**Dataset entries**
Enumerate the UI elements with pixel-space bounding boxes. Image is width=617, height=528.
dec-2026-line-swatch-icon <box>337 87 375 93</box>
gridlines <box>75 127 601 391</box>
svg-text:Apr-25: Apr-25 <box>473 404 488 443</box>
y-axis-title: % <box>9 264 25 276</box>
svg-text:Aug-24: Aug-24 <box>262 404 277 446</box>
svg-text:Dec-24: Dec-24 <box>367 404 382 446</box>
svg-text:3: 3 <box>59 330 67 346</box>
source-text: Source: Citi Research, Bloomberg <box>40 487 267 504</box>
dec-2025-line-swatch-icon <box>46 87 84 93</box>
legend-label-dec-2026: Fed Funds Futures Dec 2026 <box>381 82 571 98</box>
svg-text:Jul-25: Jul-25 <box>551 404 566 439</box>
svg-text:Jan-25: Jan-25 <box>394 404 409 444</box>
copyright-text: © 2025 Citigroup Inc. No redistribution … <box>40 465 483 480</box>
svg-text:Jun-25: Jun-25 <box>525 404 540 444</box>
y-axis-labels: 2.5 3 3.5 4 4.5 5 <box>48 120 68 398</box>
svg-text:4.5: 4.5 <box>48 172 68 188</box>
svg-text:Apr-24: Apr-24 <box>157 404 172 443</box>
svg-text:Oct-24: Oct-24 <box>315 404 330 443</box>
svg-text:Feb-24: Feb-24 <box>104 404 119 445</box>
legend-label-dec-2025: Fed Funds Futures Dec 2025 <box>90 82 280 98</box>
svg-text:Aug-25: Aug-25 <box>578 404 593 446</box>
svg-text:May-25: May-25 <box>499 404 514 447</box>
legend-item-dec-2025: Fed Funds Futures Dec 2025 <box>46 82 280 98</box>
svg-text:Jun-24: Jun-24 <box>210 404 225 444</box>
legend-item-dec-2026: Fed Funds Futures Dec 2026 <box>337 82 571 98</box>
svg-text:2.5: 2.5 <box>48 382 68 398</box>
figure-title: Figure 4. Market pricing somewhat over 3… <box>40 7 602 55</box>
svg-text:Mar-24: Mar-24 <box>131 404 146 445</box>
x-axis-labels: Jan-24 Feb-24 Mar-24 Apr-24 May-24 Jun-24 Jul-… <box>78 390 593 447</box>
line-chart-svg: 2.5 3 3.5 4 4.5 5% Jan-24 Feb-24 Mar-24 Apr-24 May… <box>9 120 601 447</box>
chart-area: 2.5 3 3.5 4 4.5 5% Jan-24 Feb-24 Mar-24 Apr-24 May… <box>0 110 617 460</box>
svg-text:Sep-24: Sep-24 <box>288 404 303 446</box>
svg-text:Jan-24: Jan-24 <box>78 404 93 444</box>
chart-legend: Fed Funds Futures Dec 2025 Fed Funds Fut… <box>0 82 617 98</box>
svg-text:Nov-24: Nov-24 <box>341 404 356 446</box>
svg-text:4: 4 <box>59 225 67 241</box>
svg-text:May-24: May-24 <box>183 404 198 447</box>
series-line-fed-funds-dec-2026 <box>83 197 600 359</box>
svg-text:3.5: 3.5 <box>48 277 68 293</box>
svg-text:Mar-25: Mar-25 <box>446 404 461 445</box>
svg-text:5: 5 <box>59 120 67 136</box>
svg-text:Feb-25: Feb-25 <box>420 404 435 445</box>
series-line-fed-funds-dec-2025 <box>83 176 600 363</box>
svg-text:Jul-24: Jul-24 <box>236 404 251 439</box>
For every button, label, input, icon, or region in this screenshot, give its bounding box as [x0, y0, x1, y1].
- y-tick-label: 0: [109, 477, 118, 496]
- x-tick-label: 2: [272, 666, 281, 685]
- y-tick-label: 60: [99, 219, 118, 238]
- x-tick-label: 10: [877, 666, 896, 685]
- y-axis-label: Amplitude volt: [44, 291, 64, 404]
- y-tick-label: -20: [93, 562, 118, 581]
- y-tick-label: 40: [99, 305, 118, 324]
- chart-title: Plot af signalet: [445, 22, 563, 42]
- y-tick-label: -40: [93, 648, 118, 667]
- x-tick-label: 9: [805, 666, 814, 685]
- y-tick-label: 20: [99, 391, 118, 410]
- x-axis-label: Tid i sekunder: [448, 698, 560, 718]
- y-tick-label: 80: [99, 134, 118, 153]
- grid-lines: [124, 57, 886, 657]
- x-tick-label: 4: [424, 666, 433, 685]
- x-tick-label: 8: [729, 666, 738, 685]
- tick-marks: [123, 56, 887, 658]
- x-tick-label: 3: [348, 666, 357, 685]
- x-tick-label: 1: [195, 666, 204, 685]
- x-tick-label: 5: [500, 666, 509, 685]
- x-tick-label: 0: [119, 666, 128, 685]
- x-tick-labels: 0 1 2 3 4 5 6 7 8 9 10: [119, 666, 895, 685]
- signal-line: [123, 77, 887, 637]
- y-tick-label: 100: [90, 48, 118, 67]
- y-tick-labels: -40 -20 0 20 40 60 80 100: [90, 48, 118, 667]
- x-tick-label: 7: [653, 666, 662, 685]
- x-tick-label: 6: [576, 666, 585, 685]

**What the task requires**
Render the data from its first line through the line containing "svg-text:Feb-24: Feb-24 <box>104", inclusive, as a JSON array of strings with one string per line, omitting any blank lines.

**Full response**
[
  "Enumerate the UI elements with pixel-space bounding boxes. Image is width=617, height=528.",
  "dec-2026-line-swatch-icon <box>337 87 375 93</box>",
  "gridlines <box>75 127 601 391</box>",
  "svg-text:Apr-25: Apr-25 <box>473 404 488 443</box>",
  "y-axis-title: % <box>9 264 25 276</box>",
  "svg-text:Aug-24: Aug-24 <box>262 404 277 446</box>",
  "svg-text:Dec-24: Dec-24 <box>367 404 382 446</box>",
  "svg-text:3: 3 <box>59 330 67 346</box>",
  "source-text: Source: Citi Research, Bloomberg <box>40 487 267 504</box>",
  "dec-2025-line-swatch-icon <box>46 87 84 93</box>",
  "legend-label-dec-2026: Fed Funds Futures Dec 2026 <box>381 82 571 98</box>",
  "svg-text:Jul-25: Jul-25 <box>551 404 566 439</box>",
  "svg-text:Jan-25: Jan-25 <box>394 404 409 444</box>",
  "copyright-text: © 2025 Citigroup Inc. No redistribution … <box>40 465 483 480</box>",
  "svg-text:Jun-25: Jun-25 <box>525 404 540 444</box>",
  "y-axis-labels: 2.5 3 3.5 4 4.5 5 <box>48 120 68 398</box>",
  "svg-text:4.5: 4.5 <box>48 172 68 188</box>",
  "svg-text:Apr-24: Apr-24 <box>157 404 172 443</box>",
  "svg-text:Oct-24: Oct-24 <box>315 404 330 443</box>",
  "svg-text:Feb-24: Feb-24 <box>104 404 119 445</box>"
]